Stored dataset items
════
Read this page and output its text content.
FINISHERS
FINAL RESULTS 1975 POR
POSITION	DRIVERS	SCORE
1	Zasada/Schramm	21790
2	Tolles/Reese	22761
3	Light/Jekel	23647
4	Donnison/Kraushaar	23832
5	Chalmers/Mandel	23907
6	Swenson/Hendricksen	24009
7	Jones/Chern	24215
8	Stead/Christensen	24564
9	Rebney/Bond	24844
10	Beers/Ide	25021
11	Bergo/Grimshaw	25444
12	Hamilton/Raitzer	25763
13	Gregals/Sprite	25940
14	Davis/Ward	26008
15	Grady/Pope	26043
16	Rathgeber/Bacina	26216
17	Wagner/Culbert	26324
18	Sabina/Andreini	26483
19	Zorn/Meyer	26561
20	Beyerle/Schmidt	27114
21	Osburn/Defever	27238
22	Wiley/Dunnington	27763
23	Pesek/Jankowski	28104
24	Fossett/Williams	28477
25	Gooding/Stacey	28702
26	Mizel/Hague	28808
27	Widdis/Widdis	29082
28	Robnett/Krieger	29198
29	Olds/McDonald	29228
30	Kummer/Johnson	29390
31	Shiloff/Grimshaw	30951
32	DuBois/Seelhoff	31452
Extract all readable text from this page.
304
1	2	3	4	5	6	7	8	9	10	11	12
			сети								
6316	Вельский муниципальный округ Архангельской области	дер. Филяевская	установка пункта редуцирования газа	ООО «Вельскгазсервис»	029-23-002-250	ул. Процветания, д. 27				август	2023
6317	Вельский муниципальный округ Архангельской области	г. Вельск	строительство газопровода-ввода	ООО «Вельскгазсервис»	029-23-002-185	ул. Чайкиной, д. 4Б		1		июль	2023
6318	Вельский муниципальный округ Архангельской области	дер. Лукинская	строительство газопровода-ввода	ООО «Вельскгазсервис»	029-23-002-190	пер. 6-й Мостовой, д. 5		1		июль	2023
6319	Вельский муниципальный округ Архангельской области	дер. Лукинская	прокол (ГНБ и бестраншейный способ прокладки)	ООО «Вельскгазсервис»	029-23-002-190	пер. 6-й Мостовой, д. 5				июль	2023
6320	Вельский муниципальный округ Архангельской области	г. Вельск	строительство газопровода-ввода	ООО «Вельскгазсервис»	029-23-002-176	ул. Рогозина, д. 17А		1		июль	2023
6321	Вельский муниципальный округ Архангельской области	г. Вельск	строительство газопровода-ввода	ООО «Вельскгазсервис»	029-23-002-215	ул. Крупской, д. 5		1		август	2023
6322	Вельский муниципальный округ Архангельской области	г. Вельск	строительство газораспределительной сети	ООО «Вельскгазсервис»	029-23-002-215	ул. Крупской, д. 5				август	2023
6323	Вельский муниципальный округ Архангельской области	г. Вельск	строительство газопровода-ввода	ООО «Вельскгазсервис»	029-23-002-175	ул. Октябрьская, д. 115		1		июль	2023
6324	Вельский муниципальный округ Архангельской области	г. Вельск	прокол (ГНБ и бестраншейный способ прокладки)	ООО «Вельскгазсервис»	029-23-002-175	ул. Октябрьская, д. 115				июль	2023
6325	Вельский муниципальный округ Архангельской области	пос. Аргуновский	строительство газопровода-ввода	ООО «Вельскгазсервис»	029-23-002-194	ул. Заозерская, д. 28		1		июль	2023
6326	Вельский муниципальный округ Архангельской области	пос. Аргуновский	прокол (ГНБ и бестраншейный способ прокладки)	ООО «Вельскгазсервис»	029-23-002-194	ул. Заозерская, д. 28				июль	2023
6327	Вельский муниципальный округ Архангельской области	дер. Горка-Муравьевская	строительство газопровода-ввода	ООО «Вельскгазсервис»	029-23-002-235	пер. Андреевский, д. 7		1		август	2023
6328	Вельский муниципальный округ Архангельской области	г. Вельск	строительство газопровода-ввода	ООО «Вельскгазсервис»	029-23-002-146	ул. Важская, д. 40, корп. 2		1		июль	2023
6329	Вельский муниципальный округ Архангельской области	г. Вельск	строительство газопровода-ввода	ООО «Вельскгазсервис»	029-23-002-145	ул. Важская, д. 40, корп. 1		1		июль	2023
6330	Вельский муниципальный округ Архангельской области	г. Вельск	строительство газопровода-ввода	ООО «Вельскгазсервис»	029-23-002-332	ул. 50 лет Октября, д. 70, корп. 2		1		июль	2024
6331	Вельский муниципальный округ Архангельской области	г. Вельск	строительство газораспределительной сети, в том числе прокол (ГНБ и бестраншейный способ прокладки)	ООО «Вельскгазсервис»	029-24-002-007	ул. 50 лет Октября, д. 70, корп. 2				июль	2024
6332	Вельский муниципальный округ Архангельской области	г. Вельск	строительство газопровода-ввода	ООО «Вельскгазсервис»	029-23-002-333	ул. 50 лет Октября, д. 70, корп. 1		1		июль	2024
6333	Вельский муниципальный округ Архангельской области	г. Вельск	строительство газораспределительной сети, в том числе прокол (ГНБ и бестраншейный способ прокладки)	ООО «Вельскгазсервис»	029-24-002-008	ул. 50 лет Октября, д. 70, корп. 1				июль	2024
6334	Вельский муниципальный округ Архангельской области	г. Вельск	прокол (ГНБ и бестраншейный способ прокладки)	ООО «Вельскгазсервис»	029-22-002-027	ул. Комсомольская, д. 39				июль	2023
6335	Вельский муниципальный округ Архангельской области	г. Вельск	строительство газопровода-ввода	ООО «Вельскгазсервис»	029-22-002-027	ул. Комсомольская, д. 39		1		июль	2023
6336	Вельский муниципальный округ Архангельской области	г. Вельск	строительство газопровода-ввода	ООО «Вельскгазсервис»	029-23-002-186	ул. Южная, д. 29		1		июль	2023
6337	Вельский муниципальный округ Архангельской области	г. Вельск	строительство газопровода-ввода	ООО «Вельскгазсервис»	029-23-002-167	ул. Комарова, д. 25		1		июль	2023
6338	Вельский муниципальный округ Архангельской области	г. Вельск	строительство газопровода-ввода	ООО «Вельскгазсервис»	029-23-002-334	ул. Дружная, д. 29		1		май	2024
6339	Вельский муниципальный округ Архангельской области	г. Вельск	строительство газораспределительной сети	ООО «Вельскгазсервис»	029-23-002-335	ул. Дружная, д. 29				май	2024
════
◆ Directions for this task: Make a list of all lines in the data that contain "text".

◆ Reply to the exercise:
Read this page and output its text content.
Extract all readable text from this page.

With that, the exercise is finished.